*GOAL:* Rewrite the lines below as a numbered list, leaving out blank lines and the pictures.

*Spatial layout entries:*
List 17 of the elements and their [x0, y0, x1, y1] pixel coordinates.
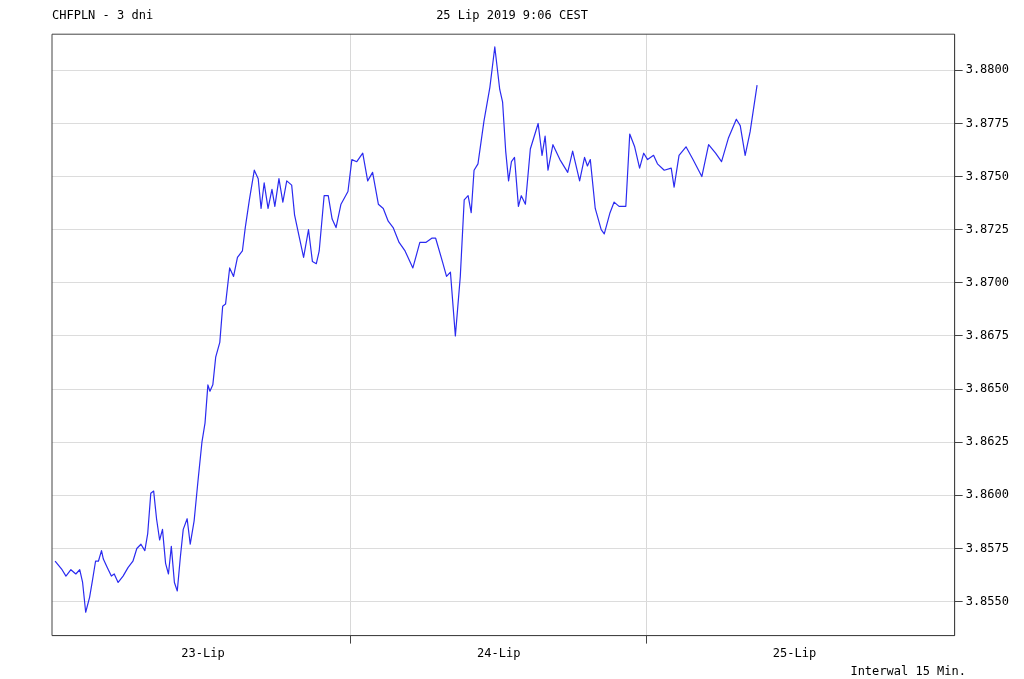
- y-tick-label: 3.8675: [965, 328, 1010, 343]
- y-tick-label: 3.8725: [965, 221, 1010, 236]
- y-tick-label: 3.8625: [965, 434, 1010, 449]
- y-tick-label: 3.8650: [965, 381, 1010, 396]
- x-tick-label: 24-Lip: [477, 645, 521, 660]
- y-tick-label: 3.8750: [965, 168, 1010, 183]
- y-tick-label: 3.8600: [965, 487, 1010, 502]
- y-tick-label: 3.8575: [965, 540, 1010, 555]
- text: Interwal 15 Min.: [850, 664, 966, 678]
- chart-subtitle: 25 Lip 2019 9:06 CEST: [436, 8, 588, 22]
- y-tick-label: 3.8700: [965, 274, 1010, 289]
- x-tick-label: 25-Lip: [772, 645, 817, 660]
- x-tick-label: 23-Lip: [181, 645, 225, 660]
- y-tick-label: 3.8800: [965, 62, 1010, 77]
- y-tick-label: 3.8775: [965, 115, 1010, 130]
- y-tick-label: 3.8550: [965, 593, 1010, 608]
- chart-title: CHFPLN - 3 dni: [52, 8, 154, 22]
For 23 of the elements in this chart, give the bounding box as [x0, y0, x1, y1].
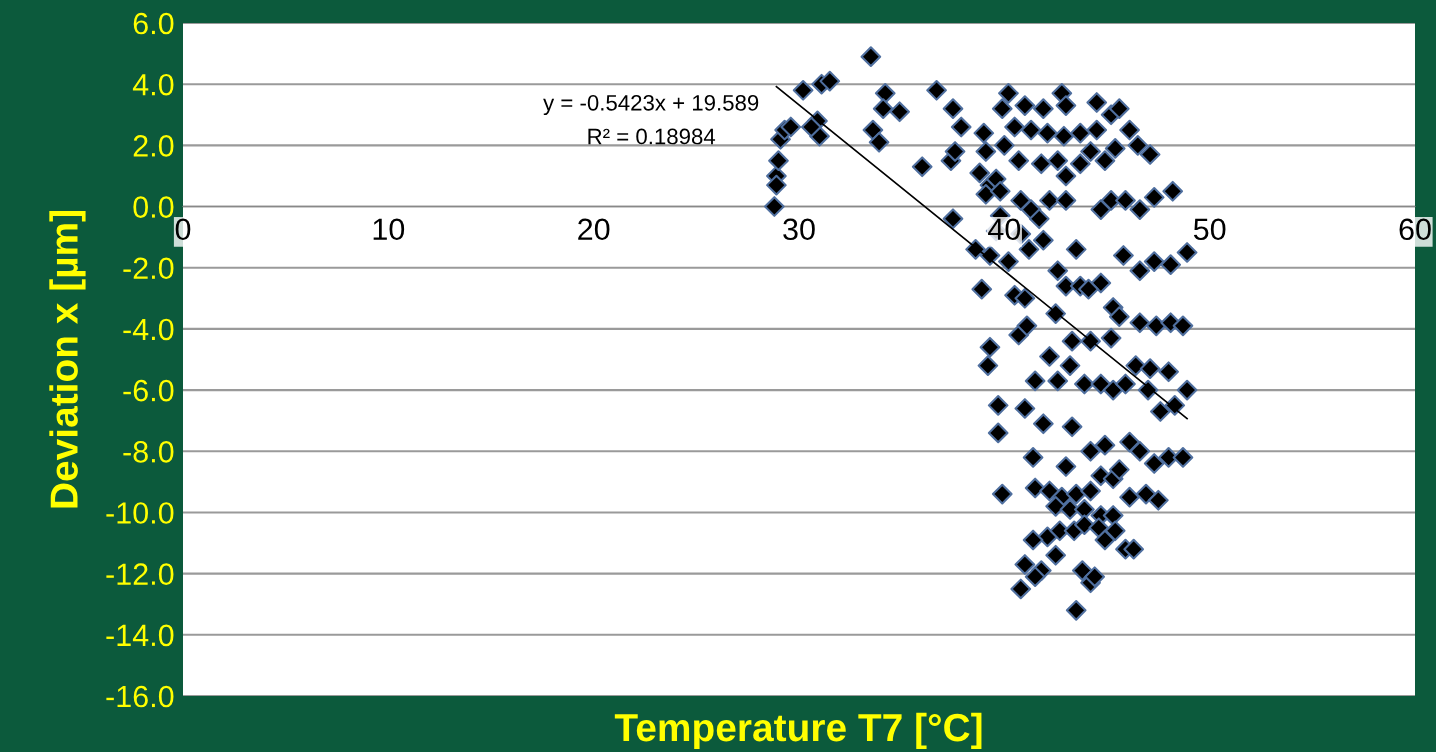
- annotation: R² = 0.18984: [588, 128, 716, 145]
- y-tick-label: 6.0: [133, 12, 174, 35]
- x-tick-label: 50: [1193, 218, 1226, 241]
- y-tick-label: 0.0: [133, 196, 174, 218]
- y-tick-label: 4.0: [132, 73, 174, 96]
- y-tick-label: 2.0: [133, 135, 174, 157]
- x-tick-label: 40: [988, 218, 1021, 241]
- x-tick-label: 10: [373, 218, 405, 241]
- y-axis-title: Deviation x [µm]: [49, 211, 86, 508]
- x-tick-label: 20: [578, 218, 610, 241]
- y-tick-label: -14.0: [106, 624, 174, 647]
- x-axis-title: Temperature T7 [°C]: [614, 712, 982, 750]
- y-tick-label: -2.0: [123, 257, 174, 280]
- y-tick-label: -12.0: [106, 563, 174, 586]
- x-tick-label: 30: [783, 218, 815, 241]
- x-tick-label: 60: [1399, 218, 1431, 241]
- y-tick-label: -16.0: [106, 685, 174, 708]
- y-tick-label: -4.0: [123, 318, 174, 341]
- annotation: y = -0.5423x + 19.589: [543, 94, 759, 116]
- y-tick-label: -10.0: [106, 502, 174, 524]
- y-tick-label: -8.0: [123, 441, 174, 463]
- y-tick-label: -6.0: [123, 379, 174, 402]
- x-tick-label: 0: [175, 218, 191, 241]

*SOLUTION FOR THIS TASK:*
1. List 17 of the elements and their [x0, y0, x1, y1] pixel coordinates.
2. - y-tick-label: 3.8675: [965, 328, 1010, 343]
3. - y-tick-label: 3.8725: [965, 221, 1010, 236]
4. - y-tick-label: 3.8625: [965, 434, 1010, 449]
5. - y-tick-label: 3.8650: [965, 381, 1010, 396]
6. - x-tick-label: 24-Lip: [477, 645, 521, 660]
7. - y-tick-label: 3.8750: [965, 168, 1010, 183]
8. - y-tick-label: 3.8600: [965, 487, 1010, 502]
9. - y-tick-label: 3.8575: [965, 540, 1010, 555]
10. - text: Interwal 15 Min.: [850, 664, 966, 678]
11. - chart-subtitle: 25 Lip 2019 9:06 CEST: [436, 8, 588, 22]
12. - y-tick-label: 3.8700: [965, 274, 1010, 289]
13. - x-tick-label: 25-Lip: [772, 645, 817, 660]
14. - x-tick-label: 23-Lip: [181, 645, 225, 660]
15. - y-tick-label: 3.8800: [965, 62, 1010, 77]
16. - y-tick-label: 3.8775: [965, 115, 1010, 130]
17. - y-tick-label: 3.8550: [965, 593, 1010, 608]
18. - chart-title: CHFPLN - 3 dni: [52, 8, 154, 22]
19. For 23 of the elements in this chart, give the bounding box as [x0, y0, x1, y1].
20. - annotation: R² = 0.18984: [588, 128, 716, 145]
21. - y-tick-label: 6.0: [133, 12, 174, 35]
22. - x-tick-label: 50: [1193, 218, 1226, 241]
23. - y-tick-label: 0.0: [133, 196, 174, 218]
24. - y-tick-label: 4.0: [132, 73, 174, 96]
25. - y-tick-label: 2.0: [133, 135, 174, 157]
26. - x-tick-label: 40: [988, 218, 1021, 241]
27. - x-tick-label: 10: [373, 218, 405, 241]
28. - y-axis-title: Deviation x [µm]: [49, 211, 86, 508]
29. - x-tick-label: 20: [578, 218, 610, 241]
30. - y-tick-label: -14.0: [106, 624, 174, 647]
31. - x-axis-title: Temperature T7 [°C]: [614, 712, 982, 750]
32. - y-tick-label: -2.0: [123, 257, 174, 280]
33. - y-tick-label: -12.0: [106, 563, 174, 586]
34. - x-tick-label: 30: [783, 218, 815, 241]
35. - x-tick-label: 60: [1399, 218, 1431, 241]
36. - y-tick-label: -16.0: [106, 685, 174, 708]
37. - y-tick-label: -4.0: [123, 318, 174, 341]
38. - annotation: y = -0.5423x + 19.589: [543, 94, 759, 116]
39. - y-tick-label: -10.0: [106, 502, 174, 524]
40. - y-tick-label: -8.0: [123, 441, 174, 463]
41. - y-tick-label: -6.0: [123, 379, 174, 402]
42. - x-tick-label: 0: [175, 218, 191, 241]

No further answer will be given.